• Set problem:
Please set down all the lines beneath this one exactly, without the pictures.

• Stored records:
☆ ☆ ☆ ☆ ☆
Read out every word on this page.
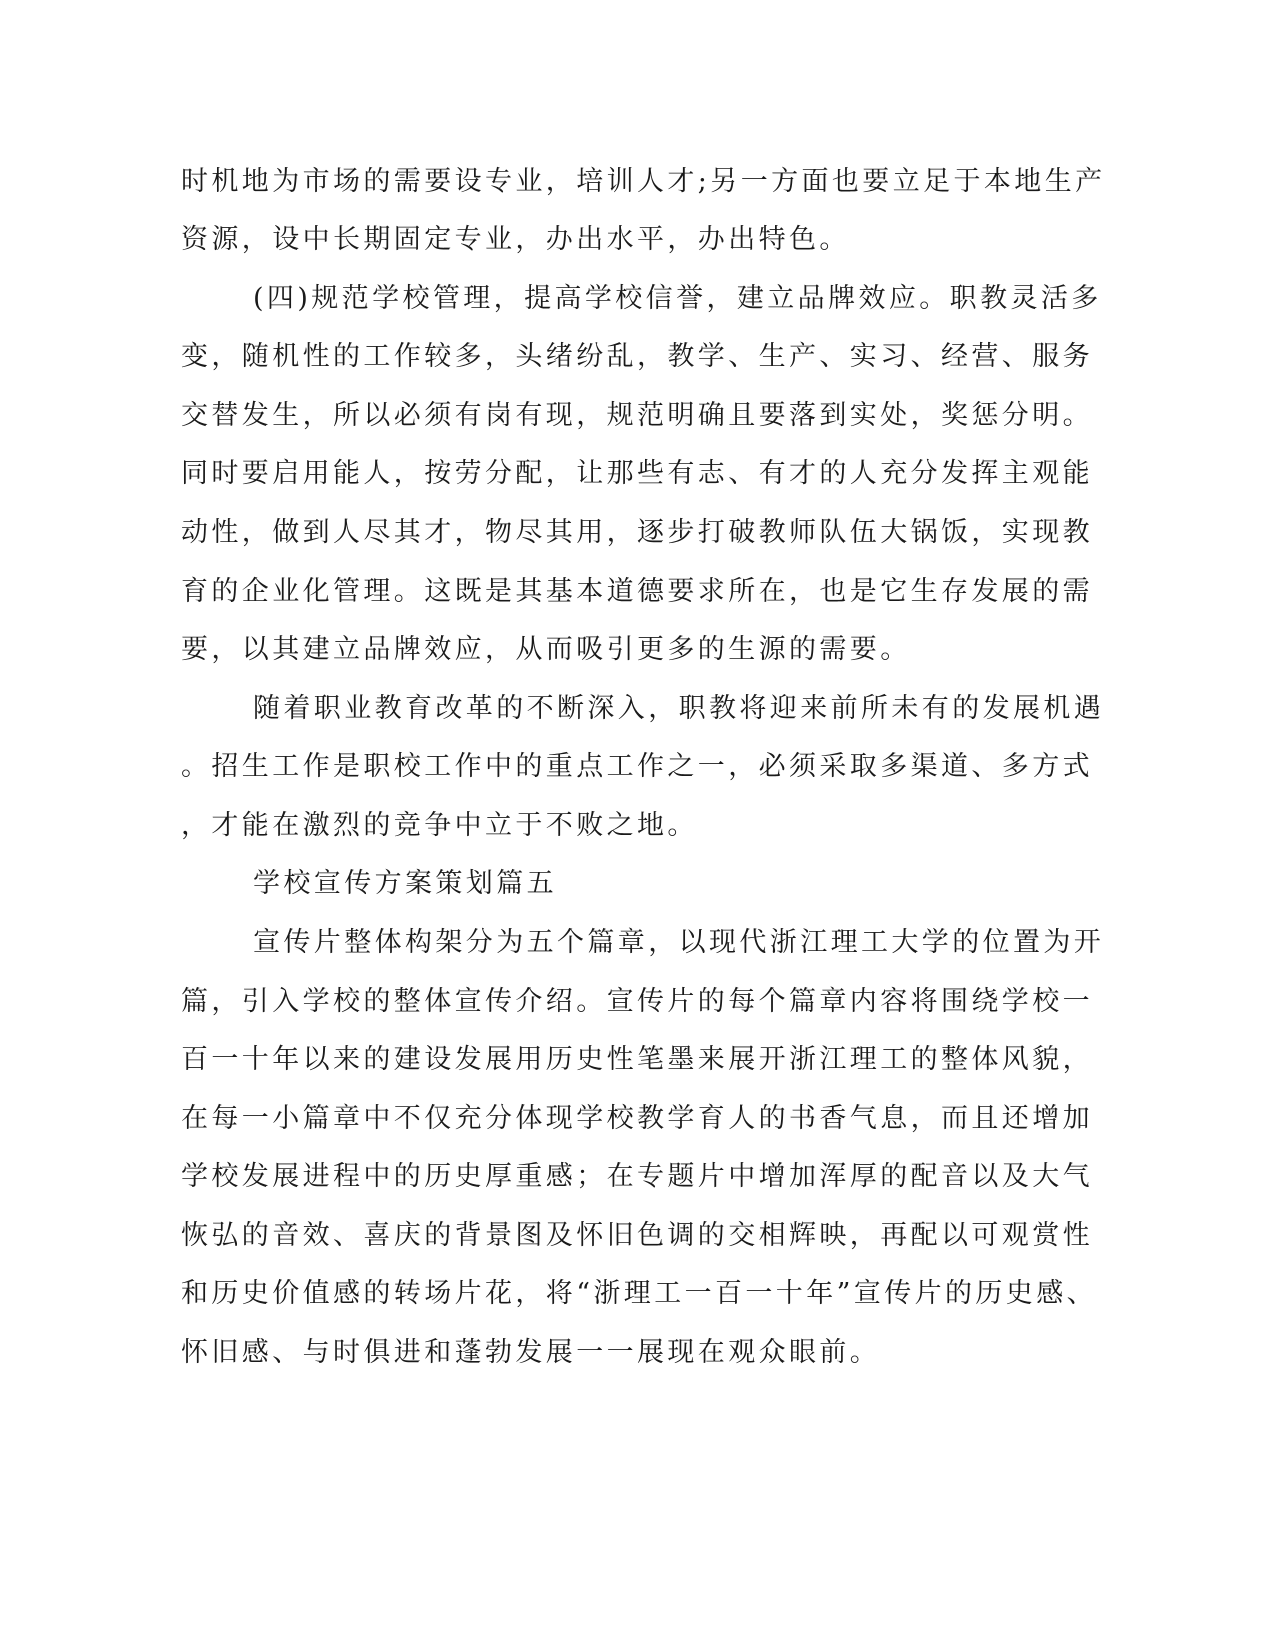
时机地为市场的需要设专业，培训人才;另一方面也要立足于本地生产
资源，设中长期固定专业，办出水平，办出特色。
(四)规范学校管理，提高学校信誉，建立品牌效应。职教灵活多
变，随机性的工作较多，头绪纷乱，教学、生产、实习、经营、服务
交替发生，所以必须有岗有现，规范明确且要落到实处，奖惩分明。
同时要启用能人，按劳分配，让那些有志、有才的人充分发挥主观能
动性，做到人尽其才，物尽其用，逐步打破教师队伍大锅饭，实现教
育的企业化管理。这既是其基本道德要求所在，也是它生存发展的需
要，以其建立品牌效应，从而吸引更多的生源的需要。
随着职业教育改革的不断深入，职教将迎来前所未有的发展机遇
。招生工作是职校工作中的重点工作之一，必须采取多渠道、多方式
，才能在激烈的竞争中立于不败之地。
学校宣传方案策划篇五
宣传片整体构架分为五个篇章，以现代浙江理工大学的位置为开
篇，引入学校的整体宣传介绍。宣传片的每个篇章内容将围绕学校一
百一十年以来的建设发展用历史性笔墨来展开浙江理工的整体风貌，
在每一小篇章中不仅充分体现学校教学育人的书香气息，而且还增加
学校发展进程中的历史厚重感；在专题片中增加浑厚的配音以及大气
恢弘的音效、喜庆的背景图及怀旧色调的交相辉映，再配以可观赏性
和历史价值感的转场片花，将“浙理工一百一十年”宣传片的历史感、
怀旧感、与时俱进和蓬勃发展一一展现在观众眼前。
☆ ☆ ☆ ☆ ☆
• Written solution:
Read out every word on this page.
时机地为市场的需要设专业，培训人才;另一方面也要立足于本地生产
资源，设中长期固定专业，办出水平，办出特色。
(四)规范学校管理，提高学校信誉，建立品牌效应。职教灵活多
变，随机性的工作较多，头绪纷乱，教学、生产、实习、经营、服务
交替发生，所以必须有岗有现，规范明确且要落到实处，奖惩分明。
同时要启用能人，按劳分配，让那些有志、有才的人充分发挥主观能
动性，做到人尽其才，物尽其用，逐步打破教师队伍大锅饭，实现教
育的企业化管理。这既是其基本道德要求所在，也是它生存发展的需
要，以其建立品牌效应，从而吸引更多的生源的需要。
随着职业教育改革的不断深入，职教将迎来前所未有的发展机遇
。招生工作是职校工作中的重点工作之一，必须采取多渠道、多方式
，才能在激烈的竞争中立于不败之地。
学校宣传方案策划篇五
宣传片整体构架分为五个篇章，以现代浙江理工大学的位置为开
篇，引入学校的整体宣传介绍。宣传片的每个篇章内容将围绕学校一
百一十年以来的建设发展用历史性笔墨来展开浙江理工的整体风貌，
在每一小篇章中不仅充分体现学校教学育人的书香气息，而且还增加
学校发展进程中的历史厚重感；在专题片中增加浑厚的配音以及大气
恢弘的音效、喜庆的背景图及怀旧色调的交相辉映，再配以可观赏性
和历史价值感的转场片花，将“浙理工一百一十年”宣传片的历史感、
怀旧感、与时俱进和蓬勃发展一一展现在观众眼前。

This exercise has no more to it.